----- Record extracts -----

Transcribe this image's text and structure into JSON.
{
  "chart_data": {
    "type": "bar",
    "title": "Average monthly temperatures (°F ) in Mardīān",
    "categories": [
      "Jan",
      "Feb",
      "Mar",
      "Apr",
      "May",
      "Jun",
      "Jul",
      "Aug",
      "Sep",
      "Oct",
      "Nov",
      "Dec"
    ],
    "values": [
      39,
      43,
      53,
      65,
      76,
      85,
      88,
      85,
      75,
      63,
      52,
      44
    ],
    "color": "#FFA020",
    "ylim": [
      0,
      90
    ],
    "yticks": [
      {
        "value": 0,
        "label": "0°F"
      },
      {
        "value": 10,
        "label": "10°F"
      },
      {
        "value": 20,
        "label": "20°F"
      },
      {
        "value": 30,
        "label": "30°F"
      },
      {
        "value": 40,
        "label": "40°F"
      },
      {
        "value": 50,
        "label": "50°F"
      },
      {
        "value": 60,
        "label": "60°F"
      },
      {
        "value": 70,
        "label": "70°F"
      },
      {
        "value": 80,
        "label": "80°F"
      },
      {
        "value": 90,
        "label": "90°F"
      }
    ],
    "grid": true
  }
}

-----

- Exercise instructions: Reproduce each record exactly, leaving nothing out.

- Result below:
Transcribe this image's text and structure into JSON.
{
  "chart_data": {
    "type": "bar",
    "title": "Average monthly temperatures (°F ) in Mardīān",
    "categories": [
      "Jan",
      "Feb",
      "Mar",
      "Apr",
      "May",
      "Jun",
      "Jul",
      "Aug",
      "Sep",
      "Oct",
      "Nov",
      "Dec"
    ],
    "values": [
      39,
      43,
      53,
      65,
      76,
      85,
      88,
      85,
      75,
      63,
      52,
      44
    ],
    "color": "#FFA020",
    "ylim": [
      0,
      90
    ],
    "yticks": [
      {
        "value": 0,
        "label": "0°F"
      },
      {
        "value": 10,
        "label": "10°F"
      },
      {
        "value": 20,
        "label": "20°F"
      },
      {
        "value": 30,
        "label": "30°F"
      },
      {
        "value": 40,
        "label": "40°F"
      },
      {
        "value": 50,
        "label": "50°F"
      },
      {
        "value": 60,
        "label": "60°F"
      },
      {
        "value": 70,
        "label": "70°F"
      },
      {
        "value": 80,
        "label": "80°F"
      },
      {
        "value": 90,
        "label": "90°F"
      }
    ],
    "grid": true
  }
}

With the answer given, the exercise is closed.